> _WRITTEN EXERCISE_
All of the data must be printed exactly; please include every line.

> _DATA SUPPLIED_
_ _ _ _ _

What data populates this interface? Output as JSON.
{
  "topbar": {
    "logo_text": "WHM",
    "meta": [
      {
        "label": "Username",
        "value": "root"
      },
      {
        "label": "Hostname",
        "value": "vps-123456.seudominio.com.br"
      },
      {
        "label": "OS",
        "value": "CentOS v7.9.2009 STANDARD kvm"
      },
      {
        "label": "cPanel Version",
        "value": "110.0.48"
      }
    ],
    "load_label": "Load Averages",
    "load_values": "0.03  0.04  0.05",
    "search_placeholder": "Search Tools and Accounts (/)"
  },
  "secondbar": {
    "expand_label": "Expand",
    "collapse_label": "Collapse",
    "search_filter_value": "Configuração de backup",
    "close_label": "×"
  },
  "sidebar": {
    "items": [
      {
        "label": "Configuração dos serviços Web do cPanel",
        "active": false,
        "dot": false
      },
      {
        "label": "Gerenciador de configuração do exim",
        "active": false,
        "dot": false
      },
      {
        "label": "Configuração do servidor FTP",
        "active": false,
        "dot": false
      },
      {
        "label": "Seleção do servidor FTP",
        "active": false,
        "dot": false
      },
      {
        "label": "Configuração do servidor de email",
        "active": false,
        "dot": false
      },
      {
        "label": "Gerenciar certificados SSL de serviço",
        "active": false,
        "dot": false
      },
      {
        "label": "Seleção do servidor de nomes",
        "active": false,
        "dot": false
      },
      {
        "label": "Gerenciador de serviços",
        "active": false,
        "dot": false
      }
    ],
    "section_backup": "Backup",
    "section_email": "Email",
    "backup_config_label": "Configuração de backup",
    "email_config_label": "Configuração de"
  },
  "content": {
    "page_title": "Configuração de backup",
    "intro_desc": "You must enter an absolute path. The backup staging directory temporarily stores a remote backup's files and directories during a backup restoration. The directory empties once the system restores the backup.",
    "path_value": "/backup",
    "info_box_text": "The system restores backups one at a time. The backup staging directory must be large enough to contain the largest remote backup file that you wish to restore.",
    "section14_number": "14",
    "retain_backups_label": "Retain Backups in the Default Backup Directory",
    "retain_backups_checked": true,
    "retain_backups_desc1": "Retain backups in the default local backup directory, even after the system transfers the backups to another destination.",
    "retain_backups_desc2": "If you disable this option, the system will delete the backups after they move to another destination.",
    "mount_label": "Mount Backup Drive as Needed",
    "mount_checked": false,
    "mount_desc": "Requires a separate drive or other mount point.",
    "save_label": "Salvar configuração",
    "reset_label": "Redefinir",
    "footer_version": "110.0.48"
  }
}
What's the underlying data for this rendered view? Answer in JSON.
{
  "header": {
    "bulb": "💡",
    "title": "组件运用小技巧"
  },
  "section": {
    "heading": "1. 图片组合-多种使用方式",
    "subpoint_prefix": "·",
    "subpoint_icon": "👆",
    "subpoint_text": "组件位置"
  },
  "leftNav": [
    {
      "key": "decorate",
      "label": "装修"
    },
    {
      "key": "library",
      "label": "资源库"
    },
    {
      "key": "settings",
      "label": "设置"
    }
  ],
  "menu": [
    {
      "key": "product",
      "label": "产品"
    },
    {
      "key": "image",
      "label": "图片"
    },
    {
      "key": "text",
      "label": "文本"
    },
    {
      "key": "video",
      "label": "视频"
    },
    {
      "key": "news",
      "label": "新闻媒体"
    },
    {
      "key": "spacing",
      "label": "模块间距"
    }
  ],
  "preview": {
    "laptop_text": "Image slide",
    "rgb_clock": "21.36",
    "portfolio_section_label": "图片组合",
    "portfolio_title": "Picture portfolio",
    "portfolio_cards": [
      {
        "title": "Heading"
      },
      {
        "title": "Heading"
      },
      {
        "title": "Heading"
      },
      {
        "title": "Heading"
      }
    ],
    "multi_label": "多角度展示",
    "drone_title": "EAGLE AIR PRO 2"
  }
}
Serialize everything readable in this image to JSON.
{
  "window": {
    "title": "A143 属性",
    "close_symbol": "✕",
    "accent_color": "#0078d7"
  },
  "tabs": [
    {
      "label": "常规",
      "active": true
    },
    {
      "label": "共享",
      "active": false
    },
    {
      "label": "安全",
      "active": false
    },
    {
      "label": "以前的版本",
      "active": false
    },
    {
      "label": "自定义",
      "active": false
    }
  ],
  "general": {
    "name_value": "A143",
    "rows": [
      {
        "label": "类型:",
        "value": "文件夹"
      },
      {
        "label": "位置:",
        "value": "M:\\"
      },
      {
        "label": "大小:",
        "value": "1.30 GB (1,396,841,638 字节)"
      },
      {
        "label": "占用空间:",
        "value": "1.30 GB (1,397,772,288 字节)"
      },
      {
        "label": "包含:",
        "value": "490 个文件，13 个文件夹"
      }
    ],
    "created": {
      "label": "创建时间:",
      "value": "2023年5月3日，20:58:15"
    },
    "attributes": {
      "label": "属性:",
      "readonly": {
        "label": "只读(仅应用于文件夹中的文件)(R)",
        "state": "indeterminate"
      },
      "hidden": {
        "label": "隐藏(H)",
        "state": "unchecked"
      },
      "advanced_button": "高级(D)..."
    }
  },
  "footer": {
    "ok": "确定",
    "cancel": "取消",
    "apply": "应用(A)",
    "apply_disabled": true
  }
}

_ _ _ _ _

> _THE COMPLETED TASK_
What data populates this interface? Output as JSON.
{
  "topbar": {
    "logo_text": "WHM",
    "meta": [
      {
        "label": "Username",
        "value": "root"
      },
      {
        "label": "Hostname",
        "value": "vps-123456.seudominio.com.br"
      },
      {
        "label": "OS",
        "value": "CentOS v7.9.2009 STANDARD kvm"
      },
      {
        "label": "cPanel Version",
        "value": "110.0.48"
      }
    ],
    "load_label": "Load Averages",
    "load_values": "0.03  0.04  0.05",
    "search_placeholder": "Search Tools and Accounts (/)"
  },
  "secondbar": {
    "expand_label": "Expand",
    "collapse_label": "Collapse",
    "search_filter_value": "Configuração de backup",
    "close_label": "×"
  },
  "sidebar": {
    "items": [
      {
        "label": "Configuração dos serviços Web do cPanel",
        "active": false,
        "dot": false
      },
      {
        "label": "Gerenciador de configuração do exim",
        "active": false,
        "dot": false
      },
      {
        "label": "Configuração do servidor FTP",
        "active": false,
        "dot": false
      },
      {
        "label": "Seleção do servidor FTP",
        "active": false,
        "dot": false
      },
      {
        "label": "Configuração do servidor de email",
        "active": false,
        "dot": false
      },
      {
        "label": "Gerenciar certificados SSL de serviço",
        "active": false,
        "dot": false
      },
      {
        "label": "Seleção do servidor de nomes",
        "active": false,
        "dot": false
      },
      {
        "label": "Gerenciador de serviços",
        "active": false,
        "dot": false
      }
    ],
    "section_backup": "Backup",
    "section_email": "Email",
    "backup_config_label": "Configuração de backup",
    "email_config_label": "Configuração de"
  },
  "content": {
    "page_title": "Configuração de backup",
    "intro_desc": "You must enter an absolute path. The backup staging directory temporarily stores a remote backup's files and directories during a backup restoration. The directory empties once the system restores the backup.",
    "path_value": "/backup",
    "info_box_text": "The system restores backups one at a time. The backup staging directory must be large enough to contain the largest remote backup file that you wish to restore.",
    "section14_number": "14",
    "retain_backups_label": "Retain Backups in the Default Backup Directory",
    "retain_backups_checked": true,
    "retain_backups_desc1": "Retain backups in the default local backup directory, even after the system transfers the backups to another destination.",
    "retain_backups_desc2": "If you disable this option, the system will delete the backups after they move to another destination.",
    "mount_label": "Mount Backup Drive as Needed",
    "mount_checked": false,
    "mount_desc": "Requires a separate drive or other mount point.",
    "save_label": "Salvar configuração",
    "reset_label": "Redefinir",
    "footer_version": "110.0.48"
  }
}
What's the underlying data for this rendered view? Answer in JSON.
{
  "header": {
    "bulb": "💡",
    "title": "组件运用小技巧"
  },
  "section": {
    "heading": "1. 图片组合-多种使用方式",
    "subpoint_prefix": "·",
    "subpoint_icon": "👆",
    "subpoint_text": "组件位置"
  },
  "leftNav": [
    {
      "key": "decorate",
      "label": "装修"
    },
    {
      "key": "library",
      "label": "资源库"
    },
    {
      "key": "settings",
      "label": "设置"
    }
  ],
  "menu": [
    {
      "key": "product",
      "label": "产品"
    },
    {
      "key": "image",
      "label": "图片"
    },
    {
      "key": "text",
      "label": "文本"
    },
    {
      "key": "video",
      "label": "视频"
    },
    {
      "key": "news",
      "label": "新闻媒体"
    },
    {
      "key": "spacing",
      "label": "模块间距"
    }
  ],
  "preview": {
    "laptop_text": "Image slide",
    "rgb_clock": "21.36",
    "portfolio_section_label": "图片组合",
    "portfolio_title": "Picture portfolio",
    "portfolio_cards": [
      {
        "title": "Heading"
      },
      {
        "title": "Heading"
      },
      {
        "title": "Heading"
      },
      {
        "title": "Heading"
      }
    ],
    "multi_label": "多角度展示",
    "drone_title": "EAGLE AIR PRO 2"
  }
}
Serialize everything readable in this image to JSON.
{
  "window": {
    "title": "A143 属性",
    "close_symbol": "✕",
    "accent_color": "#0078d7"
  },
  "tabs": [
    {
      "label": "常规",
      "active": true
    },
    {
      "label": "共享",
      "active": false
    },
    {
      "label": "安全",
      "active": false
    },
    {
      "label": "以前的版本",
      "active": false
    },
    {
      "label": "自定义",
      "active": false
    }
  ],
  "general": {
    "name_value": "A143",
    "rows": [
      {
        "label": "类型:",
        "value": "文件夹"
      },
      {
        "label": "位置:",
        "value": "M:\\"
      },
      {
        "label": "大小:",
        "value": "1.30 GB (1,396,841,638 字节)"
      },
      {
        "label": "占用空间:",
        "value": "1.30 GB (1,397,772,288 字节)"
      },
      {
        "label": "包含:",
        "value": "490 个文件，13 个文件夹"
      }
    ],
    "created": {
      "label": "创建时间:",
      "value": "2023年5月3日，20:58:15"
    },
    "attributes": {
      "label": "属性:",
      "readonly": {
        "label": "只读(仅应用于文件夹中的文件)(R)",
        "state": "indeterminate"
      },
      "hidden": {
        "label": "隐藏(H)",
        "state": "unchecked"
      },
      "advanced_button": "高级(D)..."
    }
  },
  "footer": {
    "ok": "确定",
    "cancel": "取消",
    "apply": "应用(A)",
    "apply_disabled": true
  }
}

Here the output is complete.